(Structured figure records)
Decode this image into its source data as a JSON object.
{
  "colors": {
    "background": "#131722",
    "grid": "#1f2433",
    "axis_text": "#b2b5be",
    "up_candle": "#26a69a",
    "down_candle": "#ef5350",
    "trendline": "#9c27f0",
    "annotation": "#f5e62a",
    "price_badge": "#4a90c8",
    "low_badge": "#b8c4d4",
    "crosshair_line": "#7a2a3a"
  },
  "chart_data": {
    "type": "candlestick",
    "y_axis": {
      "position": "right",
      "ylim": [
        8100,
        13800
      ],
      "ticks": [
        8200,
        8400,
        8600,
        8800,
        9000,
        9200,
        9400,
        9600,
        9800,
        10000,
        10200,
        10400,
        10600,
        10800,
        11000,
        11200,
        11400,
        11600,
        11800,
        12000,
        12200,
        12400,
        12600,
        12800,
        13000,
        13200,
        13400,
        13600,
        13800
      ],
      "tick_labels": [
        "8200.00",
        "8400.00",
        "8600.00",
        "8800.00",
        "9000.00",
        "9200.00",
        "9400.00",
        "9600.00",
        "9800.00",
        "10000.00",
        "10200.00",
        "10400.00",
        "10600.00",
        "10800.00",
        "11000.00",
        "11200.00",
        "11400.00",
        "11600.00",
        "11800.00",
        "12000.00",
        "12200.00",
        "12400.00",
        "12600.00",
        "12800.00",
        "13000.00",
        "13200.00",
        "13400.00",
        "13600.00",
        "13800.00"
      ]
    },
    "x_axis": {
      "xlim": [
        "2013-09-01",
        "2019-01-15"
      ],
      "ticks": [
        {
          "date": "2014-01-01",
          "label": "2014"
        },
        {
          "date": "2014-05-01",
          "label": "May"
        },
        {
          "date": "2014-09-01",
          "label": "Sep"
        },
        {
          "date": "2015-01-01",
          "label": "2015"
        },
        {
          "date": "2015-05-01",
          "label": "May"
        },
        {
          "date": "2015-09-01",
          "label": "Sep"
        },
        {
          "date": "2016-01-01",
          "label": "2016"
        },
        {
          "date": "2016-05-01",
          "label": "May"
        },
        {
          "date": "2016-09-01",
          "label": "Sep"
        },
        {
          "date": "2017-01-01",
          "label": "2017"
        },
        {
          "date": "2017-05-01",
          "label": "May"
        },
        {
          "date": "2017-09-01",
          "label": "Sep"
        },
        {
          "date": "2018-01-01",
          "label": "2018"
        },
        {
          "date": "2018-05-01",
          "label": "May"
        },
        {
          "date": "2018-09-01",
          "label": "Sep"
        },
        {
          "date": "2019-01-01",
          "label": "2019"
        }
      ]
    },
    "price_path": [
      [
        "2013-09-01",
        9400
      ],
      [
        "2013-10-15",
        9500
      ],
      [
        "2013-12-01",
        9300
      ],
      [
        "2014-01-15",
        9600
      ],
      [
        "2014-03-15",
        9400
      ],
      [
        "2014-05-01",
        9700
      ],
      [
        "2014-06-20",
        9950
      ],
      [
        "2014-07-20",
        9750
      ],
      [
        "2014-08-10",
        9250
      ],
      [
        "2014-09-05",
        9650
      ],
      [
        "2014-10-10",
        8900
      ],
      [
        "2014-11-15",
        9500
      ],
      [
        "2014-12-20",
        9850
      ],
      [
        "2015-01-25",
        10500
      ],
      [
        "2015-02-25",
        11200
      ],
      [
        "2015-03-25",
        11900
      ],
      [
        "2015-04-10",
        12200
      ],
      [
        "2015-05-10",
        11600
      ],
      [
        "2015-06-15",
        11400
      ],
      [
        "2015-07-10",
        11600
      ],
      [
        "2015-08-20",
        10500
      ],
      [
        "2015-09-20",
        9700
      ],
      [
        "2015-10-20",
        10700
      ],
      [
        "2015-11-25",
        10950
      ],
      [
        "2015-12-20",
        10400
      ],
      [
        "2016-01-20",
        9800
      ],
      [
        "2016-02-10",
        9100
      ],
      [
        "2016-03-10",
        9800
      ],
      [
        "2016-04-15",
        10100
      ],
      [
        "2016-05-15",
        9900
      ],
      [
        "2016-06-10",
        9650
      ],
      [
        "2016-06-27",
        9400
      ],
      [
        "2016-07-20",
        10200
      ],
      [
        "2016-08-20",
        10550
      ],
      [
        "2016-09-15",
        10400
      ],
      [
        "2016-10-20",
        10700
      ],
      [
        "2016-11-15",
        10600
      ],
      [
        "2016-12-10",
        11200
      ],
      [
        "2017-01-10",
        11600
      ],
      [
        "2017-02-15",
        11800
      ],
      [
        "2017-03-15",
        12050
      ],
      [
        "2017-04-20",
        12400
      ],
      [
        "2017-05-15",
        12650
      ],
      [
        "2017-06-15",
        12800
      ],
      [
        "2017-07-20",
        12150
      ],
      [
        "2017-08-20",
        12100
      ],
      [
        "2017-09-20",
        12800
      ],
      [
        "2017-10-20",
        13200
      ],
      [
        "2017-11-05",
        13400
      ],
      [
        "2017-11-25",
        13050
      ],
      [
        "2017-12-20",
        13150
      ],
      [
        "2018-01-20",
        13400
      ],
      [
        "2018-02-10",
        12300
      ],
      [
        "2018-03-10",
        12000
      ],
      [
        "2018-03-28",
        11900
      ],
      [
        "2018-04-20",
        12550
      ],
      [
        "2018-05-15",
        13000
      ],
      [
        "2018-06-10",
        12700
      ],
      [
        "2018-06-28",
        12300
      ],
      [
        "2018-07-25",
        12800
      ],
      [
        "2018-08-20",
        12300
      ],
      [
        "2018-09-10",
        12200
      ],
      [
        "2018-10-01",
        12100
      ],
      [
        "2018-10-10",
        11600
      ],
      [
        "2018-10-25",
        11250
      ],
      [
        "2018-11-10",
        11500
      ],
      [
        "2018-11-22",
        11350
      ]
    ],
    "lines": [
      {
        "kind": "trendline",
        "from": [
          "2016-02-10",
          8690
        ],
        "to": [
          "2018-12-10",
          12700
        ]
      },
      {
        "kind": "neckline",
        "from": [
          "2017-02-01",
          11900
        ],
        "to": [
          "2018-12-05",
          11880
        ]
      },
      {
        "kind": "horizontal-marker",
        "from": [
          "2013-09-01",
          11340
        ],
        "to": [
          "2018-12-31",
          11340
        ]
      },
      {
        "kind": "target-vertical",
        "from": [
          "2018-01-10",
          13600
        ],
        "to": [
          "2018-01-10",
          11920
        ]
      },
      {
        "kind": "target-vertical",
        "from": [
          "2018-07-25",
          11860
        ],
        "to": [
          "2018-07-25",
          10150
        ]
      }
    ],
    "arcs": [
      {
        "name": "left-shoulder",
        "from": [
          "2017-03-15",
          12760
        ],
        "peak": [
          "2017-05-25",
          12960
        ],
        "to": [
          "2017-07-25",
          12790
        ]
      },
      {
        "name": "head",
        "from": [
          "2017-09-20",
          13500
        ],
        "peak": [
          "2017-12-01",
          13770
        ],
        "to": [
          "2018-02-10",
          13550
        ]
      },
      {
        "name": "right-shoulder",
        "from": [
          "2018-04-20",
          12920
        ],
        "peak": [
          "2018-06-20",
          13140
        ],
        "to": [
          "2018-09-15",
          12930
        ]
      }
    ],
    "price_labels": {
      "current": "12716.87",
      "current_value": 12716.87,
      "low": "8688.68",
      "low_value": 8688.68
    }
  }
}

◆ WHAT TO DO: Lines that hold "right" are the ones to copy; find all of them.

◆ THE ANSWER:
      "position": "right",
        "name": "right-shoulder",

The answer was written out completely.